### PROBLEM DETAILS:
Print the listing that follows, character for character.

### EXTRACTED ENTRIES:
= = = = =

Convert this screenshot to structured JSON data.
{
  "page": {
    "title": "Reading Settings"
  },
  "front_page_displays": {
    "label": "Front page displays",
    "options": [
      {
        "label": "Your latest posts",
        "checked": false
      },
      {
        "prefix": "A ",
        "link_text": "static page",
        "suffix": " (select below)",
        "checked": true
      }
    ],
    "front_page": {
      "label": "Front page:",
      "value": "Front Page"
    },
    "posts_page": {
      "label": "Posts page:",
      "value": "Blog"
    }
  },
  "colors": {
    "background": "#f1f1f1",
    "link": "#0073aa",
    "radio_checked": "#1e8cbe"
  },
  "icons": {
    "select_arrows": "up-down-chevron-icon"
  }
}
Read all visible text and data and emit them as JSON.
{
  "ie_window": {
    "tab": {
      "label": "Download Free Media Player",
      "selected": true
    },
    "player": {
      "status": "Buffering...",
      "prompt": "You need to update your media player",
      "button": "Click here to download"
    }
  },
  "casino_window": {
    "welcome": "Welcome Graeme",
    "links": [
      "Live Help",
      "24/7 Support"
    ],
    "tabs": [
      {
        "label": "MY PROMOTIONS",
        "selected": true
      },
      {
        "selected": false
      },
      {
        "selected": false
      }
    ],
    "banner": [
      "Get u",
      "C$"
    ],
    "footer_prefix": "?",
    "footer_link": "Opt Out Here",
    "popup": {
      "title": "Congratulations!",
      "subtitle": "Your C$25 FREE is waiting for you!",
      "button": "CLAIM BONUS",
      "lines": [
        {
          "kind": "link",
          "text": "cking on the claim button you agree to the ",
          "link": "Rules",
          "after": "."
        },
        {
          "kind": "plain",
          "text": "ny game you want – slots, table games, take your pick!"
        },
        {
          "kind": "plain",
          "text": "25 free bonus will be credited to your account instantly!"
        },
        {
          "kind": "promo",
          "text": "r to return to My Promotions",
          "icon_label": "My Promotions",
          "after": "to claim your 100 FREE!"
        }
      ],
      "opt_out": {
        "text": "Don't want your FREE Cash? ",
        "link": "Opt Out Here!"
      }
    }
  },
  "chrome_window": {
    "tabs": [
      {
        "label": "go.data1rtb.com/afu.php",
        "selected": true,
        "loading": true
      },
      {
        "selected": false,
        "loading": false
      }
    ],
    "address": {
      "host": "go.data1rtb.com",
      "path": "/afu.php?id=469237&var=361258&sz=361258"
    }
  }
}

= = = = =

### WRITTEN SOLUTION:
Convert this screenshot to structured JSON data.
{
  "page": {
    "title": "Reading Settings"
  },
  "front_page_displays": {
    "label": "Front page displays",
    "options": [
      {
        "label": "Your latest posts",
        "checked": false
      },
      {
        "prefix": "A ",
        "link_text": "static page",
        "suffix": " (select below)",
        "checked": true
      }
    ],
    "front_page": {
      "label": "Front page:",
      "value": "Front Page"
    },
    "posts_page": {
      "label": "Posts page:",
      "value": "Blog"
    }
  },
  "colors": {
    "background": "#f1f1f1",
    "link": "#0073aa",
    "radio_checked": "#1e8cbe"
  },
  "icons": {
    "select_arrows": "up-down-chevron-icon"
  }
}
Read all visible text and data and emit them as JSON.
{
  "ie_window": {
    "tab": {
      "label": "Download Free Media Player",
      "selected": true
    },
    "player": {
      "status": "Buffering...",
      "prompt": "You need to update your media player",
      "button": "Click here to download"
    }
  },
  "casino_window": {
    "welcome": "Welcome Graeme",
    "links": [
      "Live Help",
      "24/7 Support"
    ],
    "tabs": [
      {
        "label": "MY PROMOTIONS",
        "selected": true
      },
      {
        "selected": false
      },
      {
        "selected": false
      }
    ],
    "banner": [
      "Get u",
      "C$"
    ],
    "footer_prefix": "?",
    "footer_link": "Opt Out Here",
    "popup": {
      "title": "Congratulations!",
      "subtitle": "Your C$25 FREE is waiting for you!",
      "button": "CLAIM BONUS",
      "lines": [
        {
          "kind": "link",
          "text": "cking on the claim button you agree to the ",
          "link": "Rules",
          "after": "."
        },
        {
          "kind": "plain",
          "text": "ny game you want – slots, table games, take your pick!"
        },
        {
          "kind": "plain",
          "text": "25 free bonus will be credited to your account instantly!"
        },
        {
          "kind": "promo",
          "text": "r to return to My Promotions",
          "icon_label": "My Promotions",
          "after": "to claim your 100 FREE!"
        }
      ],
      "opt_out": {
        "text": "Don't want your FREE Cash? ",
        "link": "Opt Out Here!"
      }
    }
  },
  "chrome_window": {
    "tabs": [
      {
        "label": "go.data1rtb.com/afu.php",
        "selected": true,
        "loading": true
      },
      {
        "selected": false,
        "loading": false
      }
    ],
    "address": {
      "host": "go.data1rtb.com",
      "path": "/afu.php?id=469237&var=361258&sz=361258"
    }
  }
}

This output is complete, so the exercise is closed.